§ 作業一覧
[a] 提供文章のうち「ここに集う」で始まる段落を、主な事実を残したまま、より短く書き直してください。
[b] レコードの先頭から「folders-label: Folders: — [67, 235, 108, 248]」を含む行までの範囲を、両端の行も含めてそのまま再掲してください。

§ 提供文章
ここに集う「家族」たちはそれぞれに性格も立場も違ってて、でも「大切な人を事故で亡くした」ということでつながっている。
一緒に住むのは傷を舐めあうためではなくて、「前に進むため」なんだ、と大家族的な同居を勧める、やや「うざい」あんちゃん・もとい、井坂将吾と、
彼とは対照的なちょっとクールな秋庭智彦、
「家族ごっこ」なんて嫌だ・自分の家族は死んだ妻と息子だけだ、と最後まで抵抗するあたり、「ひとつ屋根の下」の福山雅治ちい兄ちゃんを思い出す。局も脚本も違うけど・・・・。
でも始めの頃の智彦の気持ちはなんとなく私にも想像はつく。完全な理解はできないけど。

データセットからの抜粋:
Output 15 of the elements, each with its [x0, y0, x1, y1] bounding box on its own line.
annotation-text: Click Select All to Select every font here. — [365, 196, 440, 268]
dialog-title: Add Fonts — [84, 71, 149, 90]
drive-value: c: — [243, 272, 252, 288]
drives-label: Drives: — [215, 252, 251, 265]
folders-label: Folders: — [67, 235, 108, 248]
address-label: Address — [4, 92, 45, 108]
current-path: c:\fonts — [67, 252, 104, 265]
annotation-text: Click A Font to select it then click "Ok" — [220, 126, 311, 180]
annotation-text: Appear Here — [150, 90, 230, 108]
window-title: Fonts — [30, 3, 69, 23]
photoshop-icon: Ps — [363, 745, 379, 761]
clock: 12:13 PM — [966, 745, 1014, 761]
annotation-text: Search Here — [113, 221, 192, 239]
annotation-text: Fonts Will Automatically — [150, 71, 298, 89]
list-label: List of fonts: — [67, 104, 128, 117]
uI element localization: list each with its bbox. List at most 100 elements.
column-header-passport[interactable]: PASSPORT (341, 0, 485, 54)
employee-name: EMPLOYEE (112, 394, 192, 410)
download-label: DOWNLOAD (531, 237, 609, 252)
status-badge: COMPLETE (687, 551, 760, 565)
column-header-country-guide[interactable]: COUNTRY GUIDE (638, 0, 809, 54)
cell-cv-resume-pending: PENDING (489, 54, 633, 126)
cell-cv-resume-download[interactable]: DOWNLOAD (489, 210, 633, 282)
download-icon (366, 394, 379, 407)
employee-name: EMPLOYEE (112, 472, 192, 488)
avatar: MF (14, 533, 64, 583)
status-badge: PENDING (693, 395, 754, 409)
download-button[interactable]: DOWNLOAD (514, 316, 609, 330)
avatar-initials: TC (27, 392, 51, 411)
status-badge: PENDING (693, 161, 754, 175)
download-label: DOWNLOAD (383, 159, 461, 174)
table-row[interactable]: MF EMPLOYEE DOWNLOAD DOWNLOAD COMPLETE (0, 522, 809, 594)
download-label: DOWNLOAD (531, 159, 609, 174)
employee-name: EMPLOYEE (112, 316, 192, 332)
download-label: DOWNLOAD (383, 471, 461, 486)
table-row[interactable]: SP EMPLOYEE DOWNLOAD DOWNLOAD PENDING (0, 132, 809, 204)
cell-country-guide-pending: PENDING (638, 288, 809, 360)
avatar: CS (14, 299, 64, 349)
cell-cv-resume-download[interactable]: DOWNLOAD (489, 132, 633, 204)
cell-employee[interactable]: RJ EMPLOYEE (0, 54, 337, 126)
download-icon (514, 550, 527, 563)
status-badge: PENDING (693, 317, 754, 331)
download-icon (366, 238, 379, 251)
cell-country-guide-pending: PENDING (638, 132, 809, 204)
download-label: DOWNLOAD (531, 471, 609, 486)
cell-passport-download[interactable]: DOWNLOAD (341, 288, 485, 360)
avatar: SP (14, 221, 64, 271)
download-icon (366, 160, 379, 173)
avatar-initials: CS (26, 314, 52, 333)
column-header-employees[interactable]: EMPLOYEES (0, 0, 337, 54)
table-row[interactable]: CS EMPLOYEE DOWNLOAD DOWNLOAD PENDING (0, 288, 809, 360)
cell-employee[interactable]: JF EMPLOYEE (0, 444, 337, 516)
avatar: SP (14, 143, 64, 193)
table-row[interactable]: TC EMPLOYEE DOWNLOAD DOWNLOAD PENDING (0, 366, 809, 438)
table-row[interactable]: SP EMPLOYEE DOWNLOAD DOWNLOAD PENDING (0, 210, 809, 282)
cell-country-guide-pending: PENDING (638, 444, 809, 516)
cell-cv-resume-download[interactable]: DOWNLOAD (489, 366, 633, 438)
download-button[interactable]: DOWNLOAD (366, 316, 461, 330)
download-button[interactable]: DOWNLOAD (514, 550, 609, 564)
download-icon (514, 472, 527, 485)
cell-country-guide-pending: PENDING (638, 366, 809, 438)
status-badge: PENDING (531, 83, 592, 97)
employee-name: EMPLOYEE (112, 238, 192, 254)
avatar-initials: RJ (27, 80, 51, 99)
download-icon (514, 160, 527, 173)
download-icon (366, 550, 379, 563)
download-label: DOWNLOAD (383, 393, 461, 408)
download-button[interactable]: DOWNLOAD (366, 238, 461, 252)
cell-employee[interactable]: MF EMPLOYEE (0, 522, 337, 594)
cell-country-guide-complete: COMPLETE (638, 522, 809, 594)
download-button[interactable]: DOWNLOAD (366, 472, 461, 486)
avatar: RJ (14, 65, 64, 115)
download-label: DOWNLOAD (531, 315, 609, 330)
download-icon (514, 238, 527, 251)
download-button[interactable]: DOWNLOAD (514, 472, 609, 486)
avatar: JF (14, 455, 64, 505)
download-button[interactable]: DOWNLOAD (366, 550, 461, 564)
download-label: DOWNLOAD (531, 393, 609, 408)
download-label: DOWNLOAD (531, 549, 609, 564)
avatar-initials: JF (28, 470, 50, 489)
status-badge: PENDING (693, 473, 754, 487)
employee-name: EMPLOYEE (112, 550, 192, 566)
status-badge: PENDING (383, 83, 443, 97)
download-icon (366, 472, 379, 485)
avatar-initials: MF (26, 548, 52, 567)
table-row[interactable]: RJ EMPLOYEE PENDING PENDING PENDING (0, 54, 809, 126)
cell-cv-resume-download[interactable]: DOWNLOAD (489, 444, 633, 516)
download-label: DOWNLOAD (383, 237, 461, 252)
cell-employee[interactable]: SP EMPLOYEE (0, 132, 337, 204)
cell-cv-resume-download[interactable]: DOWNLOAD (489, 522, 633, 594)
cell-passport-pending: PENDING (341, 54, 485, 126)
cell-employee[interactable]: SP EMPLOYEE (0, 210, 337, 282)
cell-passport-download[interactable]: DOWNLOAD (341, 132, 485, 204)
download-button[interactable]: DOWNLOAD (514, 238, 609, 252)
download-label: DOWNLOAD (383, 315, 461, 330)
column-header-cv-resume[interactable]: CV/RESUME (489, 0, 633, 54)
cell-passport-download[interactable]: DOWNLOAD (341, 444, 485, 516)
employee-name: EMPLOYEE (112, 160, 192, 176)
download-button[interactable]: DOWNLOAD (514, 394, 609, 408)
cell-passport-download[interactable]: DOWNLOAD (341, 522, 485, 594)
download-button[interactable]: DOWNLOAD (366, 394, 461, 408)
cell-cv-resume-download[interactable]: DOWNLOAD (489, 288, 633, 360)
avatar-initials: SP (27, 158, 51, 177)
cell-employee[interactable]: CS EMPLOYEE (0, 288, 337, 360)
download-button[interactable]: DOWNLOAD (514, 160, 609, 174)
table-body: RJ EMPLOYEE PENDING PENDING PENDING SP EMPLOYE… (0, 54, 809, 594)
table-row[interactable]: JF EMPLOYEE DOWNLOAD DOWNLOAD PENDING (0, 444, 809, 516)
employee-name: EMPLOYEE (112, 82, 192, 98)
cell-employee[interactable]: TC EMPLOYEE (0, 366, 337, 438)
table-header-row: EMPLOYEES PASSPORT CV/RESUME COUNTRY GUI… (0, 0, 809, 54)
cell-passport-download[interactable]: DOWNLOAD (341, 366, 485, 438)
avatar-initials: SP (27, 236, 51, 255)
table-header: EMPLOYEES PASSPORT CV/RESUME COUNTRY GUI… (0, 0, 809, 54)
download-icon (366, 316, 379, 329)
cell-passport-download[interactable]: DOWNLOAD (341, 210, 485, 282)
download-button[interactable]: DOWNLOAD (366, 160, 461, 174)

§ 回答一覧
[a] ここに集う「家族」は性格も立場も異なるが、大切な人を事故で亡くしたという点でつながっている。

[b]
Output 15 of the elements, each with its [x0, y0, x1, y1] bounding box on its own line.
annotation-text: Click Select All to Select every font here. — [365, 196, 440, 268]
dialog-title: Add Fonts — [84, 71, 149, 90]
drive-value: c: — [243, 272, 252, 288]
drives-label: Drives: — [215, 252, 251, 265]
folders-label: Folders: — [67, 235, 108, 248]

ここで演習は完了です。